### [MATERIAL SHOWN]
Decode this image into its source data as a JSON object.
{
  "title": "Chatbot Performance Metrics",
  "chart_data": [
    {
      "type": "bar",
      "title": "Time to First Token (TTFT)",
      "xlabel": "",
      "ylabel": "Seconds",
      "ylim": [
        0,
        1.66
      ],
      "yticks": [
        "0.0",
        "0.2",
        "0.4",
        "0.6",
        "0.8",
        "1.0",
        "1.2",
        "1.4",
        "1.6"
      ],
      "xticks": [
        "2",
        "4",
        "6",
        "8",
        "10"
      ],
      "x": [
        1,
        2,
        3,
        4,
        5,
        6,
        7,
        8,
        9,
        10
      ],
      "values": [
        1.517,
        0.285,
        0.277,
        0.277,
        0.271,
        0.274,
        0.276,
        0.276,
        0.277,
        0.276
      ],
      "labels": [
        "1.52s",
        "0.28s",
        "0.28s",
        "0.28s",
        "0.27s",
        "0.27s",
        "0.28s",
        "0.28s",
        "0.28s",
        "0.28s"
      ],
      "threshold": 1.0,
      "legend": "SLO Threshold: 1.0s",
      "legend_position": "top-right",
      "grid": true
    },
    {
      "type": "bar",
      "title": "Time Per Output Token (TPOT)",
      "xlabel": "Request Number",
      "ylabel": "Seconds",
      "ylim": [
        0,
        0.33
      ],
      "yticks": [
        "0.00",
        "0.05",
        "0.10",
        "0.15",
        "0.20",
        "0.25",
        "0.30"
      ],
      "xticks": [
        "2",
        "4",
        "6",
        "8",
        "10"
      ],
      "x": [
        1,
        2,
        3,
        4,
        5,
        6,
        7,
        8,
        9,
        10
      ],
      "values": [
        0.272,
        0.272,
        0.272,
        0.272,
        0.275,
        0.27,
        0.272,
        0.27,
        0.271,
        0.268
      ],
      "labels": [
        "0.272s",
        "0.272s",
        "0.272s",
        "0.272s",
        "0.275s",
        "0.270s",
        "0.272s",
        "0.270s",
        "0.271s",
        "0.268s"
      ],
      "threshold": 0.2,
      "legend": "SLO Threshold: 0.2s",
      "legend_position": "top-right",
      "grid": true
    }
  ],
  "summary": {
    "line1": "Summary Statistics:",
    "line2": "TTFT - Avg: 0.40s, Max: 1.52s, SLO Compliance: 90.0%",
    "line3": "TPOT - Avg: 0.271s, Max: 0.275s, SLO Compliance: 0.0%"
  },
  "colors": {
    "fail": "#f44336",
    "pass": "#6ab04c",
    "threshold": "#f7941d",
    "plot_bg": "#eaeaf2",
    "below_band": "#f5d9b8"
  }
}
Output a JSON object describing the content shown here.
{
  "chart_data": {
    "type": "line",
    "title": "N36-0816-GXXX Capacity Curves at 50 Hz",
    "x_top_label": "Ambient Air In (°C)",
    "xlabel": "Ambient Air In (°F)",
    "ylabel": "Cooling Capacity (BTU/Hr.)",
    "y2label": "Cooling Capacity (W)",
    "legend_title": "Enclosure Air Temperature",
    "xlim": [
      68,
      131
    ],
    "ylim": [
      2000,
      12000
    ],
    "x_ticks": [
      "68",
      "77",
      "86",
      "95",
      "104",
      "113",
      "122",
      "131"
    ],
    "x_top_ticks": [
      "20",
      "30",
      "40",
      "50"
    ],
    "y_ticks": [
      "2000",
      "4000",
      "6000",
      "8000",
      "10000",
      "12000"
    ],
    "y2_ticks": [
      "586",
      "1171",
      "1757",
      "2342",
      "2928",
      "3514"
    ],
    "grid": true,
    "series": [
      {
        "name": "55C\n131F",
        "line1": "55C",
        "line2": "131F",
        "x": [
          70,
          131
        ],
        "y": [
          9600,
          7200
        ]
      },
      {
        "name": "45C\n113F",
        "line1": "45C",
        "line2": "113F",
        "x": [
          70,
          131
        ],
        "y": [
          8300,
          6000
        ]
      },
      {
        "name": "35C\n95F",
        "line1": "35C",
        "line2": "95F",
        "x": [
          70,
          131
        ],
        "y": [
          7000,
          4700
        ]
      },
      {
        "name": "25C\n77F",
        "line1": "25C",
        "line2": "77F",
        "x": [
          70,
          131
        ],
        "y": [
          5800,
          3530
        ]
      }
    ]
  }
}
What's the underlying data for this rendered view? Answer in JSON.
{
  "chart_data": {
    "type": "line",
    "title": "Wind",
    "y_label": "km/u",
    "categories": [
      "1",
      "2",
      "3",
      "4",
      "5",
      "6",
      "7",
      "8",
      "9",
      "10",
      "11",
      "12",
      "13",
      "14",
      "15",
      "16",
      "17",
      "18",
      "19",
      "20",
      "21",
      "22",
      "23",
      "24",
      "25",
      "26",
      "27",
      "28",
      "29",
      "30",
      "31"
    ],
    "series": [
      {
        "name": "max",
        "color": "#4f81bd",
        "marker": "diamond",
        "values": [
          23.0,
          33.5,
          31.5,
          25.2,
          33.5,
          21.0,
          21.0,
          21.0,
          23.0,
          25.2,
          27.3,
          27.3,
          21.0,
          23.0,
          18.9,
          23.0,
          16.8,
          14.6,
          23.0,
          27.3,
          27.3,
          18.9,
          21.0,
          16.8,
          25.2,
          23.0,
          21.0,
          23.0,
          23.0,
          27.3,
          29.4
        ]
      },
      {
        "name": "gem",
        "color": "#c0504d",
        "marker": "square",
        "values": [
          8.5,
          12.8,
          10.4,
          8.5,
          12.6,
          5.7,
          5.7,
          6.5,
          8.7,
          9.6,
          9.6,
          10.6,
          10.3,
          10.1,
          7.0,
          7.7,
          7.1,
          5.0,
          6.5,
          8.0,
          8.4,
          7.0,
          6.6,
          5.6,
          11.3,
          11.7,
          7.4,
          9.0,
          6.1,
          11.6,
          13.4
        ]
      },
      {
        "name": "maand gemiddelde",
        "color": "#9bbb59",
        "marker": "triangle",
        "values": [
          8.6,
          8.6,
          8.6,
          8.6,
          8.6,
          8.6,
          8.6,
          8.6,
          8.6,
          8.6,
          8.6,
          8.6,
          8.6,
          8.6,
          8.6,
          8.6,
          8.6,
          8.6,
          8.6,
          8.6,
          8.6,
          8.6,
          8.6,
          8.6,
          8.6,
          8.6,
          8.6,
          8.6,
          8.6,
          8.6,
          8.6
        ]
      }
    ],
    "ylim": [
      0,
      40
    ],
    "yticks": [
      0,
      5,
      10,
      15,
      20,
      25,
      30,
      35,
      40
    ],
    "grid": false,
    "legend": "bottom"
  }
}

### [EXERCISE DESCRIPTION]
Repeat every record, exactly as written.

### [RESULT BELOW]
Decode this image into its source data as a JSON object.
{
  "title": "Chatbot Performance Metrics",
  "chart_data": [
    {
      "type": "bar",
      "title": "Time to First Token (TTFT)",
      "xlabel": "",
      "ylabel": "Seconds",
      "ylim": [
        0,
        1.66
      ],
      "yticks": [
        "0.0",
        "0.2",
        "0.4",
        "0.6",
        "0.8",
        "1.0",
        "1.2",
        "1.4",
        "1.6"
      ],
      "xticks": [
        "2",
        "4",
        "6",
        "8",
        "10"
      ],
      "x": [
        1,
        2,
        3,
        4,
        5,
        6,
        7,
        8,
        9,
        10
      ],
      "values": [
        1.517,
        0.285,
        0.277,
        0.277,
        0.271,
        0.274,
        0.276,
        0.276,
        0.277,
        0.276
      ],
      "labels": [
        "1.52s",
        "0.28s",
        "0.28s",
        "0.28s",
        "0.27s",
        "0.27s",
        "0.28s",
        "0.28s",
        "0.28s",
        "0.28s"
      ],
      "threshold": 1.0,
      "legend": "SLO Threshold: 1.0s",
      "legend_position": "top-right",
      "grid": true
    },
    {
      "type": "bar",
      "title": "Time Per Output Token (TPOT)",
      "xlabel": "Request Number",
      "ylabel": "Seconds",
      "ylim": [
        0,
        0.33
      ],
      "yticks": [
        "0.00",
        "0.05",
        "0.10",
        "0.15",
        "0.20",
        "0.25",
        "0.30"
      ],
      "xticks": [
        "2",
        "4",
        "6",
        "8",
        "10"
      ],
      "x": [
        1,
        2,
        3,
        4,
        5,
        6,
        7,
        8,
        9,
        10
      ],
      "values": [
        0.272,
        0.272,
        0.272,
        0.272,
        0.275,
        0.27,
        0.272,
        0.27,
        0.271,
        0.268
      ],
      "labels": [
        "0.272s",
        "0.272s",
        "0.272s",
        "0.272s",
        "0.275s",
        "0.270s",
        "0.272s",
        "0.270s",
        "0.271s",
        "0.268s"
      ],
      "threshold": 0.2,
      "legend": "SLO Threshold: 0.2s",
      "legend_position": "top-right",
      "grid": true
    }
  ],
  "summary": {
    "line1": "Summary Statistics:",
    "line2": "TTFT - Avg: 0.40s, Max: 1.52s, SLO Compliance: 90.0%",
    "line3": "TPOT - Avg: 0.271s, Max: 0.275s, SLO Compliance: 0.0%"
  },
  "colors": {
    "fail": "#f44336",
    "pass": "#6ab04c",
    "threshold": "#f7941d",
    "plot_bg": "#eaeaf2",
    "below_band": "#f5d9b8"
  }
}
Output a JSON object describing the content shown here.
{
  "chart_data": {
    "type": "line",
    "title": "N36-0816-GXXX Capacity Curves at 50 Hz",
    "x_top_label": "Ambient Air In (°C)",
    "xlabel": "Ambient Air In (°F)",
    "ylabel": "Cooling Capacity (BTU/Hr.)",
    "y2label": "Cooling Capacity (W)",
    "legend_title": "Enclosure Air Temperature",
    "xlim": [
      68,
      131
    ],
    "ylim": [
      2000,
      12000
    ],
    "x_ticks": [
      "68",
      "77",
      "86",
      "95",
      "104",
      "113",
      "122",
      "131"
    ],
    "x_top_ticks": [
      "20",
      "30",
      "40",
      "50"
    ],
    "y_ticks": [
      "2000",
      "4000",
      "6000",
      "8000",
      "10000",
      "12000"
    ],
    "y2_ticks": [
      "586",
      "1171",
      "1757",
      "2342",
      "2928",
      "3514"
    ],
    "grid": true,
    "series": [
      {
        "name": "55C\n131F",
        "line1": "55C",
        "line2": "131F",
        "x": [
          70,
          131
        ],
        "y": [
          9600,
          7200
        ]
      },
      {
        "name": "45C\n113F",
        "line1": "45C",
        "line2": "113F",
        "x": [
          70,
          131
        ],
        "y": [
          8300,
          6000
        ]
      },
      {
        "name": "35C\n95F",
        "line1": "35C",
        "line2": "95F",
        "x": [
          70,
          131
        ],
        "y": [
          7000,
          4700
        ]
      },
      {
        "name": "25C\n77F",
        "line1": "25C",
        "line2": "77F",
        "x": [
          70,
          131
        ],
        "y": [
          5800,
          3530
        ]
      }
    ]
  }
}
What's the underlying data for this rendered view? Answer in JSON.
{
  "chart_data": {
    "type": "line",
    "title": "Wind",
    "y_label": "km/u",
    "categories": [
      "1",
      "2",
      "3",
      "4",
      "5",
      "6",
      "7",
      "8",
      "9",
      "10",
      "11",
      "12",
      "13",
      "14",
      "15",
      "16",
      "17",
      "18",
      "19",
      "20",
      "21",
      "22",
      "23",
      "24",
      "25",
      "26",
      "27",
      "28",
      "29",
      "30",
      "31"
    ],
    "series": [
      {
        "name": "max",
        "color": "#4f81bd",
        "marker": "diamond",
        "values": [
          23.0,
          33.5,
          31.5,
          25.2,
          33.5,
          21.0,
          21.0,
          21.0,
          23.0,
          25.2,
          27.3,
          27.3,
          21.0,
          23.0,
          18.9,
          23.0,
          16.8,
          14.6,
          23.0,
          27.3,
          27.3,
          18.9,
          21.0,
          16.8,
          25.2,
          23.0,
          21.0,
          23.0,
          23.0,
          27.3,
          29.4
        ]
      },
      {
        "name": "gem",
        "color": "#c0504d",
        "marker": "square",
        "values": [
          8.5,
          12.8,
          10.4,
          8.5,
          12.6,
          5.7,
          5.7,
          6.5,
          8.7,
          9.6,
          9.6,
          10.6,
          10.3,
          10.1,
          7.0,
          7.7,
          7.1,
          5.0,
          6.5,
          8.0,
          8.4,
          7.0,
          6.6,
          5.6,
          11.3,
          11.7,
          7.4,
          9.0,
          6.1,
          11.6,
          13.4
        ]
      },
      {
        "name": "maand gemiddelde",
        "color": "#9bbb59",
        "marker": "triangle",
        "values": [
          8.6,
          8.6,
          8.6,
          8.6,
          8.6,
          8.6,
          8.6,
          8.6,
          8.6,
          8.6,
          8.6,
          8.6,
          8.6,
          8.6,
          8.6,
          8.6,
          8.6,
          8.6,
          8.6,
          8.6,
          8.6,
          8.6,
          8.6,
          8.6,
          8.6,
          8.6,
          8.6,
          8.6,
          8.6,
          8.6,
          8.6
        ]
      }
    ],
    "ylim": [
      0,
      40
    ],
    "yticks": [
      0,
      5,
      10,
      15,
      20,
      25,
      30,
      35,
      40
    ],
    "grid": false,
    "legend": "bottom"
  }
}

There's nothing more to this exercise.